**Prompt:** Collect all lines below with the string "jejich".
— begin —
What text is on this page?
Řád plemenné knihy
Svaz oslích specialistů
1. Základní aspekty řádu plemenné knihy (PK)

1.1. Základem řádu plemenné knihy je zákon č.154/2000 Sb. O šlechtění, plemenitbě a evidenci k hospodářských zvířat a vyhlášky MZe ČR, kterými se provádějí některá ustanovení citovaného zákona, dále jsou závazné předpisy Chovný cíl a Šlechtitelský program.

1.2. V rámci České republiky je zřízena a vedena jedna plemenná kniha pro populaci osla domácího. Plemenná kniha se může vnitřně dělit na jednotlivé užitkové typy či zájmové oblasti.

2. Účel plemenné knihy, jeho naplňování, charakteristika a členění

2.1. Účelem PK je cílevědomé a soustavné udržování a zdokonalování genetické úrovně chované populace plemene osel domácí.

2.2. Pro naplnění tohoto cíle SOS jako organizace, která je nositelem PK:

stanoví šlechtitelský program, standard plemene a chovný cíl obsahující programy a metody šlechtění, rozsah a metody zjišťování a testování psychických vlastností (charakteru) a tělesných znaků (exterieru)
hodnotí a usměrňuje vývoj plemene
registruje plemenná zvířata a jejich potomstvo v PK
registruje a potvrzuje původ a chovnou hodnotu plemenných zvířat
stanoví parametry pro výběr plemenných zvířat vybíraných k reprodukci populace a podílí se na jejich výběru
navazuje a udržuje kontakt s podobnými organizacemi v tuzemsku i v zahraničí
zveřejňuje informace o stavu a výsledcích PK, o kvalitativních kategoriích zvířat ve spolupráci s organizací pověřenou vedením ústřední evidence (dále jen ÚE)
— end —
**Result of this exercise:**
registruje plemenná zvířata a jejich potomstvo v PK
stanoví parametry pro výběr plemenných zvířat vybíraných k reprodukci populace a podílí se na jejich výběru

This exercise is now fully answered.